— What the task asks —
Write out the listing exactly as it is given.

— Data records —
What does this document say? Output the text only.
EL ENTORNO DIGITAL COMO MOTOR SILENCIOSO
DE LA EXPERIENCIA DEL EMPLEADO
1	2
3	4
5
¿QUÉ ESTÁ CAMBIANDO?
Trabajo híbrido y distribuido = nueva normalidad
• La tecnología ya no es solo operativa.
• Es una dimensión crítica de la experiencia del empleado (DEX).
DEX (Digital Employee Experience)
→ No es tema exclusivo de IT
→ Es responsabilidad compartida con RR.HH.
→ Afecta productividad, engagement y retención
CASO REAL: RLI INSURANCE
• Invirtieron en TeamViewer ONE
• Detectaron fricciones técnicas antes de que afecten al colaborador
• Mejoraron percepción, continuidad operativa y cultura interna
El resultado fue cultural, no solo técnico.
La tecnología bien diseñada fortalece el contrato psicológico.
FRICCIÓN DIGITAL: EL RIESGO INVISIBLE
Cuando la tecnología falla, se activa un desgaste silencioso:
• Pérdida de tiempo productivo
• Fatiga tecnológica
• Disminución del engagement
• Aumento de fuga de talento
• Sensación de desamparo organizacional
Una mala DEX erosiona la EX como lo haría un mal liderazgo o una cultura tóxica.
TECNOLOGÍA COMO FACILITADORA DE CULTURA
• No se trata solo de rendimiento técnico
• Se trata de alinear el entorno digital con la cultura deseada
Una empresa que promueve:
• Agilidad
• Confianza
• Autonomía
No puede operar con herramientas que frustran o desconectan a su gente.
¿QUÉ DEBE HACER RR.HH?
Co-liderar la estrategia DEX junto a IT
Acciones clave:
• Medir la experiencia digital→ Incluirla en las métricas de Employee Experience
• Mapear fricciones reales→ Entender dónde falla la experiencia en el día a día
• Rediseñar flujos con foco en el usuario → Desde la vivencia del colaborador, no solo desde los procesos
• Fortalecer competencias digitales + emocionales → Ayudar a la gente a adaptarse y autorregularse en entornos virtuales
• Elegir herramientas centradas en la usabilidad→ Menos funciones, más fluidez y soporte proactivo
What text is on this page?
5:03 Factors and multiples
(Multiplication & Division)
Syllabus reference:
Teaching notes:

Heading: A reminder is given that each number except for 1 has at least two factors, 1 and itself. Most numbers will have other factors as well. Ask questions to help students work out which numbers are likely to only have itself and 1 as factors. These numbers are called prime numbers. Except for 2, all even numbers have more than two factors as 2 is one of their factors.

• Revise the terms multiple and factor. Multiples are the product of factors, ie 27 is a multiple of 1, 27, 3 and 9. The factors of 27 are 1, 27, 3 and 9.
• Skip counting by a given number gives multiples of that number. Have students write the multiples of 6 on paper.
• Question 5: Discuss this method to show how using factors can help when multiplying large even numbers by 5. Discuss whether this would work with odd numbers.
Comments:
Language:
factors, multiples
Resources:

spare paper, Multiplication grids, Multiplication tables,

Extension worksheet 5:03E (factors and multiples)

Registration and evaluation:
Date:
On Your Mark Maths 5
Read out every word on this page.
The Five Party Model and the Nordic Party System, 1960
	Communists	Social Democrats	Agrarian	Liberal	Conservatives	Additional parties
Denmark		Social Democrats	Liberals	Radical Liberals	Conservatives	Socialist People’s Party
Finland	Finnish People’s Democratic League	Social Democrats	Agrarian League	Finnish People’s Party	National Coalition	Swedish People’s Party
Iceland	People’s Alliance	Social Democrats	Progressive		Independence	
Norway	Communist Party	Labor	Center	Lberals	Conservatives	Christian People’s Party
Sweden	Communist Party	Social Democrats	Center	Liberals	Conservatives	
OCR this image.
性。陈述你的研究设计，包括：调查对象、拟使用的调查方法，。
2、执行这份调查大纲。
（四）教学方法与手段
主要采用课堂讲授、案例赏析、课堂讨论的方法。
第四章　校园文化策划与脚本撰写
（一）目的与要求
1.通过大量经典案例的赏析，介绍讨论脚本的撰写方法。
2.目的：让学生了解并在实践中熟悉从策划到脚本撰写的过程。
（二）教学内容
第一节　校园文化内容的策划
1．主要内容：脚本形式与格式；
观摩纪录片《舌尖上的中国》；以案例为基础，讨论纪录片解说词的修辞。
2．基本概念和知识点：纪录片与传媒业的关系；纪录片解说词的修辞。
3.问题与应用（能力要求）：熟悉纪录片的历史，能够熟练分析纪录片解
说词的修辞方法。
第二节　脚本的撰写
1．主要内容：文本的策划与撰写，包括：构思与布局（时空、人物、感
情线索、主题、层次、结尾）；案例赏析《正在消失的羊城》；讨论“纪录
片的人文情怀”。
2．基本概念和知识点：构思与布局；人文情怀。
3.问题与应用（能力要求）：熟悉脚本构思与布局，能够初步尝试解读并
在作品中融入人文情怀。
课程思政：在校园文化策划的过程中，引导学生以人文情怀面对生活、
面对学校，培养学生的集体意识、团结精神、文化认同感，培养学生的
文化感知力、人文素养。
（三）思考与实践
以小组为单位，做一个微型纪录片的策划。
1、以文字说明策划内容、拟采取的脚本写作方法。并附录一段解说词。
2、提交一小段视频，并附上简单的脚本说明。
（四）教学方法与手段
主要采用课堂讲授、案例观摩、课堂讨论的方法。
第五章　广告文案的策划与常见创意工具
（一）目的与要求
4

— Problem solution —
What does this document say? Output the text only.
EL ENTORNO DIGITAL COMO MOTOR SILENCIOSO
DE LA EXPERIENCIA DEL EMPLEADO
1	2
3	4
5
¿QUÉ ESTÁ CAMBIANDO?
Trabajo híbrido y distribuido = nueva normalidad
• La tecnología ya no es solo operativa.
• Es una dimensión crítica de la experiencia del empleado (DEX).
DEX (Digital Employee Experience)
→ No es tema exclusivo de IT
→ Es responsabilidad compartida con RR.HH.
→ Afecta productividad, engagement y retención
CASO REAL: RLI INSURANCE
• Invirtieron en TeamViewer ONE
• Detectaron fricciones técnicas antes de que afecten al colaborador
• Mejoraron percepción, continuidad operativa y cultura interna
El resultado fue cultural, no solo técnico.
La tecnología bien diseñada fortalece el contrato psicológico.
FRICCIÓN DIGITAL: EL RIESGO INVISIBLE
Cuando la tecnología falla, se activa un desgaste silencioso:
• Pérdida de tiempo productivo
• Fatiga tecnológica
• Disminución del engagement
• Aumento de fuga de talento
• Sensación de desamparo organizacional
Una mala DEX erosiona la EX como lo haría un mal liderazgo o una cultura tóxica.
TECNOLOGÍA COMO FACILITADORA DE CULTURA
• No se trata solo de rendimiento técnico
• Se trata de alinear el entorno digital con la cultura deseada
Una empresa que promueve:
• Agilidad
• Confianza
• Autonomía
No puede operar con herramientas que frustran o desconectan a su gente.
¿QUÉ DEBE HACER RR.HH?
Co-liderar la estrategia DEX junto a IT
Acciones clave:
• Medir la experiencia digital→ Incluirla en las métricas de Employee Experience
• Mapear fricciones reales→ Entender dónde falla la experiencia en el día a día
• Rediseñar flujos con foco en el usuario → Desde la vivencia del colaborador, no solo desde los procesos
• Fortalecer competencias digitales + emocionales → Ayudar a la gente a adaptarse y autorregularse en entornos virtuales
• Elegir herramientas centradas en la usabilidad→ Menos funciones, más fluidez y soporte proactivo
What text is on this page?
5:03 Factors and multiples
(Multiplication & Division)
Syllabus reference:
Teaching notes:

Heading: A reminder is given that each number except for 1 has at least two factors, 1 and itself. Most numbers will have other factors as well. Ask questions to help students work out which numbers are likely to only have itself and 1 as factors. These numbers are called prime numbers. Except for 2, all even numbers have more than two factors as 2 is one of their factors.

• Revise the terms multiple and factor. Multiples are the product of factors, ie 27 is a multiple of 1, 27, 3 and 9. The factors of 27 are 1, 27, 3 and 9.
• Skip counting by a given number gives multiples of that number. Have students write the multiples of 6 on paper.
• Question 5: Discuss this method to show how using factors can help when multiplying large even numbers by 5. Discuss whether this would work with odd numbers.
Comments:
Language:
factors, multiples
Resources:

spare paper, Multiplication grids, Multiplication tables,

Extension worksheet 5:03E (factors and multiples)

Registration and evaluation:
Date:
On Your Mark Maths 5
Read out every word on this page.
The Five Party Model and the Nordic Party System, 1960
	Communists	Social Democrats	Agrarian	Liberal	Conservatives	Additional parties
Denmark		Social Democrats	Liberals	Radical Liberals	Conservatives	Socialist People’s Party
Finland	Finnish People’s Democratic League	Social Democrats	Agrarian League	Finnish People’s Party	National Coalition	Swedish People’s Party
Iceland	People’s Alliance	Social Democrats	Progressive		Independence	
Norway	Communist Party	Labor	Center	Lberals	Conservatives	Christian People’s Party
Sweden	Communist Party	Social Democrats	Center	Liberals	Conservatives	
OCR this image.
性。陈述你的研究设计，包括：调查对象、拟使用的调查方法，。
2、执行这份调查大纲。
（四）教学方法与手段
主要采用课堂讲授、案例赏析、课堂讨论的方法。
第四章　校园文化策划与脚本撰写
（一）目的与要求
1.通过大量经典案例的赏析，介绍讨论脚本的撰写方法。
2.目的：让学生了解并在实践中熟悉从策划到脚本撰写的过程。
（二）教学内容
第一节　校园文化内容的策划
1．主要内容：脚本形式与格式；
观摩纪录片《舌尖上的中国》；以案例为基础，讨论纪录片解说词的修辞。
2．基本概念和知识点：纪录片与传媒业的关系；纪录片解说词的修辞。
3.问题与应用（能力要求）：熟悉纪录片的历史，能够熟练分析纪录片解
说词的修辞方法。
第二节　脚本的撰写
1．主要内容：文本的策划与撰写，包括：构思与布局（时空、人物、感
情线索、主题、层次、结尾）；案例赏析《正在消失的羊城》；讨论“纪录
片的人文情怀”。
2．基本概念和知识点：构思与布局；人文情怀。
3.问题与应用（能力要求）：熟悉脚本构思与布局，能够初步尝试解读并
在作品中融入人文情怀。
课程思政：在校园文化策划的过程中，引导学生以人文情怀面对生活、
面对学校，培养学生的集体意识、团结精神、文化认同感，培养学生的
文化感知力、人文素养。
（三）思考与实践
以小组为单位，做一个微型纪录片的策划。
1、以文字说明策划内容、拟采取的脚本写作方法。并附录一段解说词。
2、提交一小段视频，并附上简单的脚本说明。
（四）教学方法与手段
主要采用课堂讲授、案例观摩、课堂讨论的方法。
第五章　广告文案的策划与常见创意工具
（一）目的与要求
4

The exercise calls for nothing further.